**The request**
Set down each line of the material that follows, exactly, with no pictures.

**Input**
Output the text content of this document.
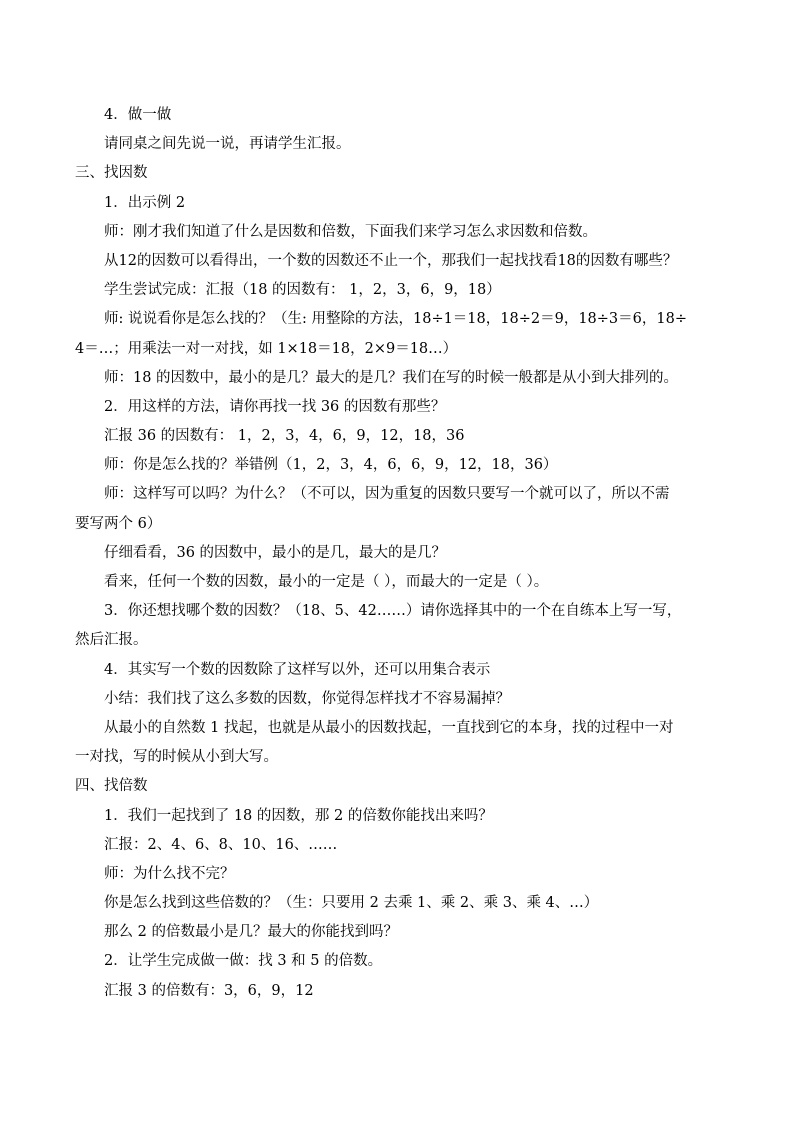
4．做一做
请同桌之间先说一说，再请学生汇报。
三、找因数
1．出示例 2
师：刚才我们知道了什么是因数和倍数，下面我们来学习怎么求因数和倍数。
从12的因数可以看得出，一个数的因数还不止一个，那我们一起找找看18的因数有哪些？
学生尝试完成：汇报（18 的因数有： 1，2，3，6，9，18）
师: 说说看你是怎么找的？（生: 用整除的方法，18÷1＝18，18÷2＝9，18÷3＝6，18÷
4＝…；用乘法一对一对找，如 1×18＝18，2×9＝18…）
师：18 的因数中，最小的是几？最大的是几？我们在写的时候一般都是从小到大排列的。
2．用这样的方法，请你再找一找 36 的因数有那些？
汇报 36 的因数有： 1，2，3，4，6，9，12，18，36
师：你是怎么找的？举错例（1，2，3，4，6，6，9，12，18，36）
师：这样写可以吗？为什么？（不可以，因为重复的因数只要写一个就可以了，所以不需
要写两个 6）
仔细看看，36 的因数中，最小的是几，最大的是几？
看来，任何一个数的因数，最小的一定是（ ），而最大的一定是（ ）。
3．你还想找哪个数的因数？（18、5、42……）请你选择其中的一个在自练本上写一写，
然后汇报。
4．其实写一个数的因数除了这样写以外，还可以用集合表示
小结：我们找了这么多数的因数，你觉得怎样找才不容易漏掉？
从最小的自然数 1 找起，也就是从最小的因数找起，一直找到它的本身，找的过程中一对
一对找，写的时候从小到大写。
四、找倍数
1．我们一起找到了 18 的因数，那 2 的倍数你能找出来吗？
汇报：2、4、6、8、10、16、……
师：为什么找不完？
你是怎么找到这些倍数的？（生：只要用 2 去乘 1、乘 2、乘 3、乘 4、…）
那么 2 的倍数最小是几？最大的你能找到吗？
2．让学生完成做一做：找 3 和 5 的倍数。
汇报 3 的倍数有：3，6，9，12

**The answer**
Output the text content of this document.
4．做一做
请同桌之间先说一说，再请学生汇报。
三、找因数
1．出示例 2
师：刚才我们知道了什么是因数和倍数，下面我们来学习怎么求因数和倍数。
从12的因数可以看得出，一个数的因数还不止一个，那我们一起找找看18的因数有哪些？
学生尝试完成：汇报（18 的因数有： 1，2，3，6，9，18）
师: 说说看你是怎么找的？（生: 用整除的方法，18÷1＝18，18÷2＝9，18÷3＝6，18÷
4＝…；用乘法一对一对找，如 1×18＝18，2×9＝18…）
师：18 的因数中，最小的是几？最大的是几？我们在写的时候一般都是从小到大排列的。
2．用这样的方法，请你再找一找 36 的因数有那些？
汇报 36 的因数有： 1，2，3，4，6，9，12，18，36
师：你是怎么找的？举错例（1，2，3，4，6，6，9，12，18，36）
师：这样写可以吗？为什么？（不可以，因为重复的因数只要写一个就可以了，所以不需
要写两个 6）
仔细看看，36 的因数中，最小的是几，最大的是几？
看来，任何一个数的因数，最小的一定是（ ），而最大的一定是（ ）。
3．你还想找哪个数的因数？（18、5、42……）请你选择其中的一个在自练本上写一写，
然后汇报。
4．其实写一个数的因数除了这样写以外，还可以用集合表示
小结：我们找了这么多数的因数，你觉得怎样找才不容易漏掉？
从最小的自然数 1 找起，也就是从最小的因数找起，一直找到它的本身，找的过程中一对
一对找，写的时候从小到大写。
四、找倍数
1．我们一起找到了 18 的因数，那 2 的倍数你能找出来吗？
汇报：2、4、6、8、10、16、……
师：为什么找不完？
你是怎么找到这些倍数的？（生：只要用 2 去乘 1、乘 2、乘 3、乘 4、…）
那么 2 的倍数最小是几？最大的你能找到吗？
2．让学生完成做一做：找 3 和 5 的倍数。
汇报 3 的倍数有：3，6，9，12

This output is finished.